What is required> Go through the material below and copy each line where the word "color" appears.

Information provided>

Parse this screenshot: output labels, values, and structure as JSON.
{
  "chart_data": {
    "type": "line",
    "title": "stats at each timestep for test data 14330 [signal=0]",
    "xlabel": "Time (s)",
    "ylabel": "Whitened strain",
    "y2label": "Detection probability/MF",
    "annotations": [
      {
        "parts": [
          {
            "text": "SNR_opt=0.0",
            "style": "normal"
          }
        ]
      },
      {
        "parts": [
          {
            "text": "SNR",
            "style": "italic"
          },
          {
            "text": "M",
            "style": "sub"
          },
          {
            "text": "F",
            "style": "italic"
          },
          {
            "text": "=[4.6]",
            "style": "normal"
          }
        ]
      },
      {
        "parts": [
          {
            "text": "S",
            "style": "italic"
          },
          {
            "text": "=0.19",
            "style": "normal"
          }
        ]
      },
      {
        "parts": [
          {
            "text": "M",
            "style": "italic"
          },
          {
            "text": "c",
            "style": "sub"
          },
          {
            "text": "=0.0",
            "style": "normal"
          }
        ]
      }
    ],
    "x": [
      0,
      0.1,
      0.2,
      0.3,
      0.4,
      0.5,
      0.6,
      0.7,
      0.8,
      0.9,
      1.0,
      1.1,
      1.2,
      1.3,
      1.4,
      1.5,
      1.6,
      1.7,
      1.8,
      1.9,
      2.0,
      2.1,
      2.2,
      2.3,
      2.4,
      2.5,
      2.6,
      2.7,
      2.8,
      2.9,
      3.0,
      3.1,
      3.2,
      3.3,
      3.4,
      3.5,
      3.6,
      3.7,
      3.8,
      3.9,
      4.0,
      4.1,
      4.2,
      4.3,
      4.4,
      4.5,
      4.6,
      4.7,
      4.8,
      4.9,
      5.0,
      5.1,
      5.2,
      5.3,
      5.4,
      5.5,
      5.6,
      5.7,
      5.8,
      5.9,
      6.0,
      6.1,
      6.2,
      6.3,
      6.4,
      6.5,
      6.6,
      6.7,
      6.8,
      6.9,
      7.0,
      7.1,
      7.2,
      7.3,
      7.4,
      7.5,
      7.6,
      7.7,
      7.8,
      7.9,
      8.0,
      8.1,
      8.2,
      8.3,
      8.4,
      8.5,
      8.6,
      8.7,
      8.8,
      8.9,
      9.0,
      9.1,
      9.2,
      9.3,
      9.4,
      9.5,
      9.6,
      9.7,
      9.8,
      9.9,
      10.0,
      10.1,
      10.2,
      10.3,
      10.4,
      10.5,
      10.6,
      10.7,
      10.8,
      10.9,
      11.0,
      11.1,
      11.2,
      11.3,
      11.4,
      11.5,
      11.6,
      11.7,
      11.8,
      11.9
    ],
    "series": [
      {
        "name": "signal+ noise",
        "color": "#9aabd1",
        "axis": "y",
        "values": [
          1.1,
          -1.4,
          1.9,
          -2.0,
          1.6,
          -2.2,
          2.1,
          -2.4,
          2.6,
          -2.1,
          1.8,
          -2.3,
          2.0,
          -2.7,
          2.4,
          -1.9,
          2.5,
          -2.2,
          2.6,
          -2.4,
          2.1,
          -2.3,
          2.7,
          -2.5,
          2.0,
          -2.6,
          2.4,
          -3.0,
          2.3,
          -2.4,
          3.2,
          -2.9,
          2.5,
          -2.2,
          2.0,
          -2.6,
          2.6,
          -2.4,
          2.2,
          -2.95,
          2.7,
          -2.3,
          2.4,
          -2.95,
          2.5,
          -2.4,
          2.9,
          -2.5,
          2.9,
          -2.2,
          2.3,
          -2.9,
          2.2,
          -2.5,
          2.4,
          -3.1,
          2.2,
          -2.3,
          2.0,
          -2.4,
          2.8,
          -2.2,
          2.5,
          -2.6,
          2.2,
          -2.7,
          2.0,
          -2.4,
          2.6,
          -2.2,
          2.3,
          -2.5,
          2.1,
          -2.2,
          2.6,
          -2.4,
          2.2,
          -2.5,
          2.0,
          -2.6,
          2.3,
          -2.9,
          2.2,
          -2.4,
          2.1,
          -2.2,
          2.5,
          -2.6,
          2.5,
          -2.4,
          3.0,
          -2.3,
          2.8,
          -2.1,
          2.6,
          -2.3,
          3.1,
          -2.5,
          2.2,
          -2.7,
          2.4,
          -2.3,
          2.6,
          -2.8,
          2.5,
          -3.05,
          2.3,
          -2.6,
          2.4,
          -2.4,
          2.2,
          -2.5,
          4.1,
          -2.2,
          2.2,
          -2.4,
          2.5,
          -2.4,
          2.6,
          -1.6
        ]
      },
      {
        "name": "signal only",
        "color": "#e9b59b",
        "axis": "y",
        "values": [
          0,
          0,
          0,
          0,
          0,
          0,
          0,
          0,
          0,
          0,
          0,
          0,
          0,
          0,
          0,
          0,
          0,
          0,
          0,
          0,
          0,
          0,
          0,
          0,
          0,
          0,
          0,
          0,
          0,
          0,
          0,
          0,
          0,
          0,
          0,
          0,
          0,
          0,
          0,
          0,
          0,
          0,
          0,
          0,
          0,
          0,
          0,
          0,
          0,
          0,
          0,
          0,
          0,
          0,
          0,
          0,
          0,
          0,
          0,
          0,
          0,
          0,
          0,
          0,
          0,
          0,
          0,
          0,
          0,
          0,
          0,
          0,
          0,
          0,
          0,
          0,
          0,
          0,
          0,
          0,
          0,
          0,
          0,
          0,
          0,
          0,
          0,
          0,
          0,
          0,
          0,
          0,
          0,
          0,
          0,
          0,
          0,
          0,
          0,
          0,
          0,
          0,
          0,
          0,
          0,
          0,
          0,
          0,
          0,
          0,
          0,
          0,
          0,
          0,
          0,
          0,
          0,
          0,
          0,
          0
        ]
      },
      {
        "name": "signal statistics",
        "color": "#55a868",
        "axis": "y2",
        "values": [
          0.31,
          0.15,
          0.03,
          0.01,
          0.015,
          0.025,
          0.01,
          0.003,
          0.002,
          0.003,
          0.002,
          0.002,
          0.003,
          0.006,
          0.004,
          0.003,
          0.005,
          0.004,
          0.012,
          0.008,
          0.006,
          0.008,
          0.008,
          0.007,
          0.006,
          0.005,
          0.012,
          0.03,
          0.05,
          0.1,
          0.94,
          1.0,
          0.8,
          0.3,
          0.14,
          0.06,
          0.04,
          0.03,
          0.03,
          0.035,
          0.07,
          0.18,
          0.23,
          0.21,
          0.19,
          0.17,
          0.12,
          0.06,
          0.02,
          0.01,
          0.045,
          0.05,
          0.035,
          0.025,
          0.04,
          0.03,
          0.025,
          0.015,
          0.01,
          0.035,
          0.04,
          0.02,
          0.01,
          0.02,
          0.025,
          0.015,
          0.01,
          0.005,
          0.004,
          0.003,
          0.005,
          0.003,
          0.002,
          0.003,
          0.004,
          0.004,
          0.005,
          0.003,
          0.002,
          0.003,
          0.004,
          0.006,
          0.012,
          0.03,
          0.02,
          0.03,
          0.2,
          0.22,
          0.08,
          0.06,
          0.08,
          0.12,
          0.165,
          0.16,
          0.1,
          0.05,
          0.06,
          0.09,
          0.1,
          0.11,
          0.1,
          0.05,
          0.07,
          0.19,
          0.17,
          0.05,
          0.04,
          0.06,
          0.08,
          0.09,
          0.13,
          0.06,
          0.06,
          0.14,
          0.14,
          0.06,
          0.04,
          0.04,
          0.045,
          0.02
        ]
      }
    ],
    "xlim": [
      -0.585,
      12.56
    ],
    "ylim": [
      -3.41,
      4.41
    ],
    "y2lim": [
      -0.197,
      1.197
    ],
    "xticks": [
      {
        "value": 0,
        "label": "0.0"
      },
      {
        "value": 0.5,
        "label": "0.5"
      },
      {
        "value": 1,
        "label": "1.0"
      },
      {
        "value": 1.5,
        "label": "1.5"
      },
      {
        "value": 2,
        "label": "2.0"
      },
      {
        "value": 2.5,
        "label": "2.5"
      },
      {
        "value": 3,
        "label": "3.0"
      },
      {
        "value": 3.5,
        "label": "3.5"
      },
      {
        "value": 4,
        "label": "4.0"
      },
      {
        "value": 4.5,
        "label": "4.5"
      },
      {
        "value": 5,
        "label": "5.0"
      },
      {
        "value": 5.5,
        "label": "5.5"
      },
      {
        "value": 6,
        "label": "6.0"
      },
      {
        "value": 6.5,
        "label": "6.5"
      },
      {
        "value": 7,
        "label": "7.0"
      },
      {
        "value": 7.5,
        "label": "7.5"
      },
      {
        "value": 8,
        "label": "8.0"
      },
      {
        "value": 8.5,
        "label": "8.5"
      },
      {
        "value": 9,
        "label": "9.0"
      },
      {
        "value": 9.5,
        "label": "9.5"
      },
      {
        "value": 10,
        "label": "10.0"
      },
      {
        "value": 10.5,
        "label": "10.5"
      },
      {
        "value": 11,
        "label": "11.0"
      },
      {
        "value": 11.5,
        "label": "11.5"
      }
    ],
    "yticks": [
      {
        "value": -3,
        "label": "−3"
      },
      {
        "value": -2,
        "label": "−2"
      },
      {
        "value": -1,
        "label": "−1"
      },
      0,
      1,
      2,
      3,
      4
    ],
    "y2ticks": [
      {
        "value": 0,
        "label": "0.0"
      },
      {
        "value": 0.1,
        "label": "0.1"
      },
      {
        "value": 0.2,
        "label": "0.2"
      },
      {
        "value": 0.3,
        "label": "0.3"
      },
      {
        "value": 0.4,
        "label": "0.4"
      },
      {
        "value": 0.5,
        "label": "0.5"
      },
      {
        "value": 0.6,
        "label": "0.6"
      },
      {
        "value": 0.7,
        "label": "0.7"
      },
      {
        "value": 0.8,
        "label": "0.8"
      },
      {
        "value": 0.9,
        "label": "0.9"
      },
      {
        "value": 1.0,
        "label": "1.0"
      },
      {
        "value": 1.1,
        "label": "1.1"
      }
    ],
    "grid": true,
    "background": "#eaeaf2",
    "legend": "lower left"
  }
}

Completed exercise>
        "color": "#9aabd1",
        "color": "#e9b59b",
        "color": "#55a868",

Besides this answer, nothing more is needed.